## What you have to do
Leaving out all images, write out the records that follow exactly.

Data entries

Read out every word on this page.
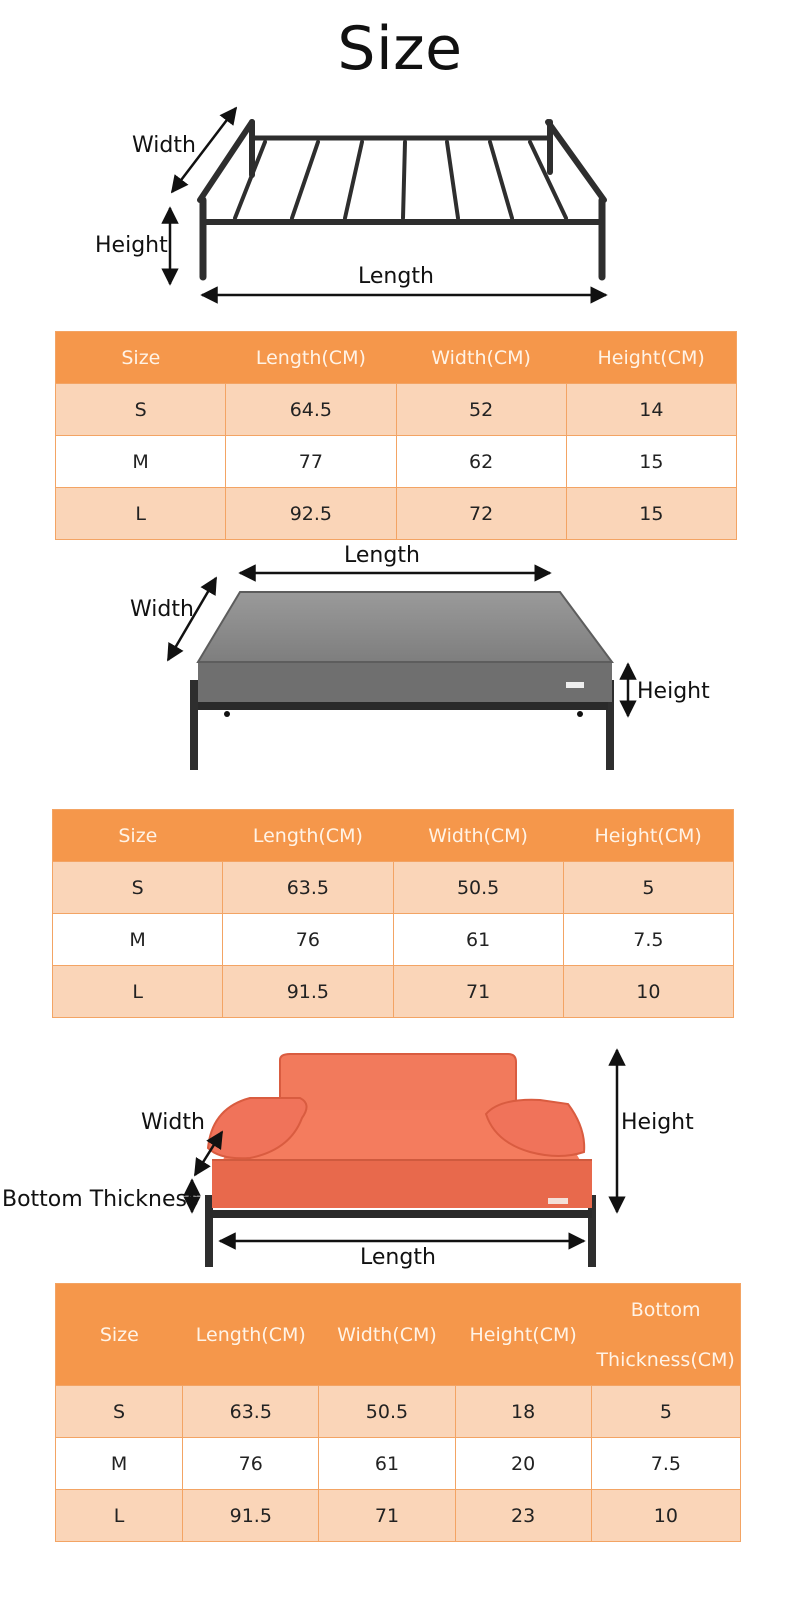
Size
Width
Height
Length
Size	Length(CM)	Width(CM)	Height(CM)
S	64.5	52	14
M	77	62	15
L	92.5	72	15
Length
Width
Height
Size	Length(CM)	Width(CM)	Height(CM)
S	63.5	50.5	5
M	76	61	7.5
L	91.5	71	10
Width
Bottom Thickness
Height
Length
Size	Length(CM)	Width(CM)	Height(CM)	Bottom
Thickness(CM)

S	63.5	50.5	18	5
M	76	61	20	7.5
L	91.5	71	23	10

## Written solution
Read out every word on this page.
Size
Width
Height
Length
Size	Length(CM)	Width(CM)	Height(CM)
S	64.5	52	14
M	77	62	15
L	92.5	72	15
Length
Width
Height
Size	Length(CM)	Width(CM)	Height(CM)
S	63.5	50.5	5
M	76	61	7.5
L	91.5	71	10
Width
Bottom Thickness
Height
Length
Size	Length(CM)	Width(CM)	Height(CM)	Bottom
Thickness(CM)

S	63.5	50.5	18	5
M	76	61	20	7.5
L	91.5	71	23	10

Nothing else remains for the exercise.